# Job
Locate the word "JSON" in the entries below, then gather every line that holds it.

________________________________________

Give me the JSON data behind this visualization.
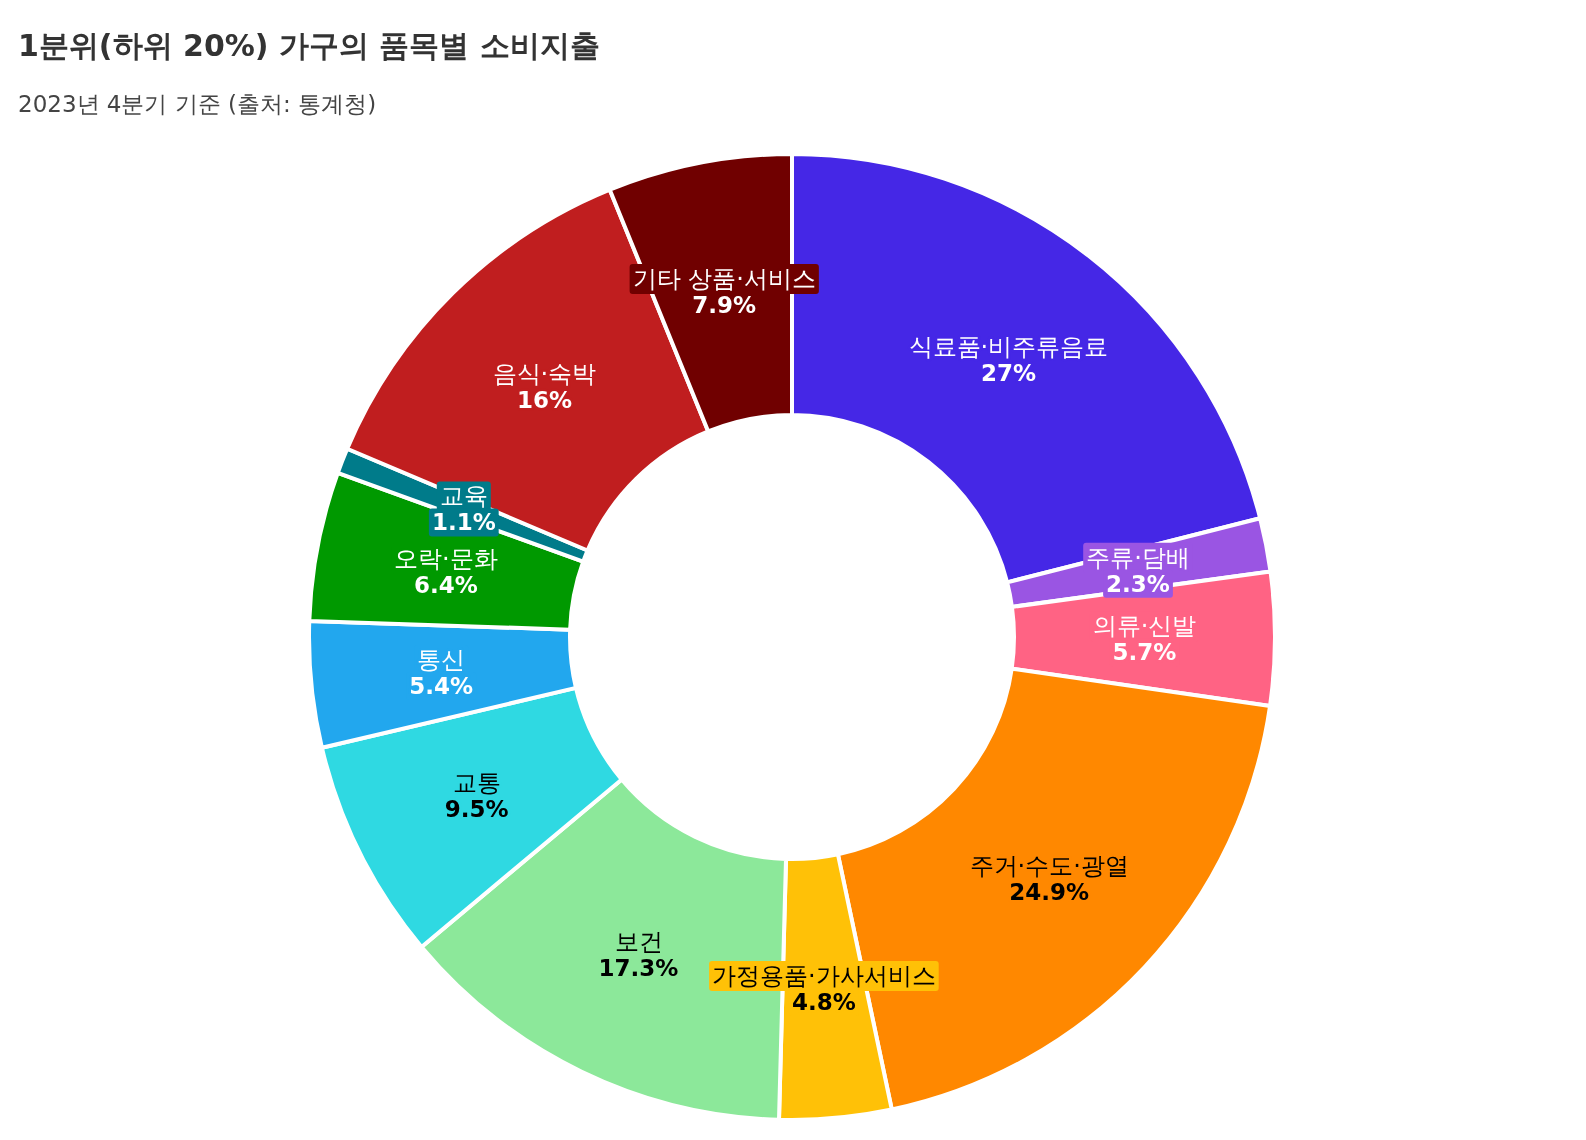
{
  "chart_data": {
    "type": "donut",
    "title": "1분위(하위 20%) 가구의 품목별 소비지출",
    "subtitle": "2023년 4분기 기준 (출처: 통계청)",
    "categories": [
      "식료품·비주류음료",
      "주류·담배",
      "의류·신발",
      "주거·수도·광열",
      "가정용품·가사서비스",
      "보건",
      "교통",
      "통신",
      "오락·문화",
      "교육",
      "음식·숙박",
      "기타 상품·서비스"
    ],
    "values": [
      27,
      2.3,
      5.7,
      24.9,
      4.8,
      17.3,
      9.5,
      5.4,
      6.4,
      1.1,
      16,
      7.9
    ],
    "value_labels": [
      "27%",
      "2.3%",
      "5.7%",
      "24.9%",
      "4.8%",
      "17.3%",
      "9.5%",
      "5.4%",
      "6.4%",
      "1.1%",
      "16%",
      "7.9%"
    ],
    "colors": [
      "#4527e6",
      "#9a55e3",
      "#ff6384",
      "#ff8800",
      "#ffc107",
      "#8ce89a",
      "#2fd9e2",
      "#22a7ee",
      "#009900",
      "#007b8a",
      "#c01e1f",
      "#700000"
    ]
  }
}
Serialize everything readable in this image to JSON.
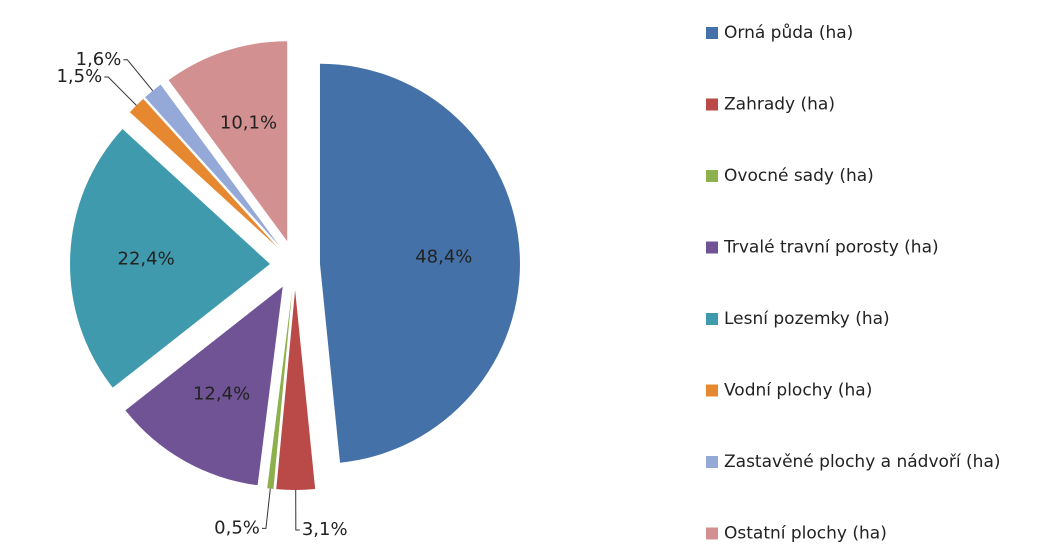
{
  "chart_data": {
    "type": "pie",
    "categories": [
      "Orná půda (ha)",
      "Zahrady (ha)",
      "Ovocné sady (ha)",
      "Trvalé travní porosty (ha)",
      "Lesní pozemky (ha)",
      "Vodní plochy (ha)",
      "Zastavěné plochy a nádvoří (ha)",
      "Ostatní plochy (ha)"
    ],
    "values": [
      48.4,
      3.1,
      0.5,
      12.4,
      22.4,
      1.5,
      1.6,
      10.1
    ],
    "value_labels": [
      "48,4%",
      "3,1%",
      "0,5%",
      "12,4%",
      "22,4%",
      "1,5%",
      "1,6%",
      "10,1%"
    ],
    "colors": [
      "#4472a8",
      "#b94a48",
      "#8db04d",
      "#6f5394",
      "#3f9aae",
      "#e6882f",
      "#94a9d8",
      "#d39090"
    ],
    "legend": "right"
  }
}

________________________________________

# Response
Give me the JSON data behind this visualization.
Serialize everything readable in this image to JSON.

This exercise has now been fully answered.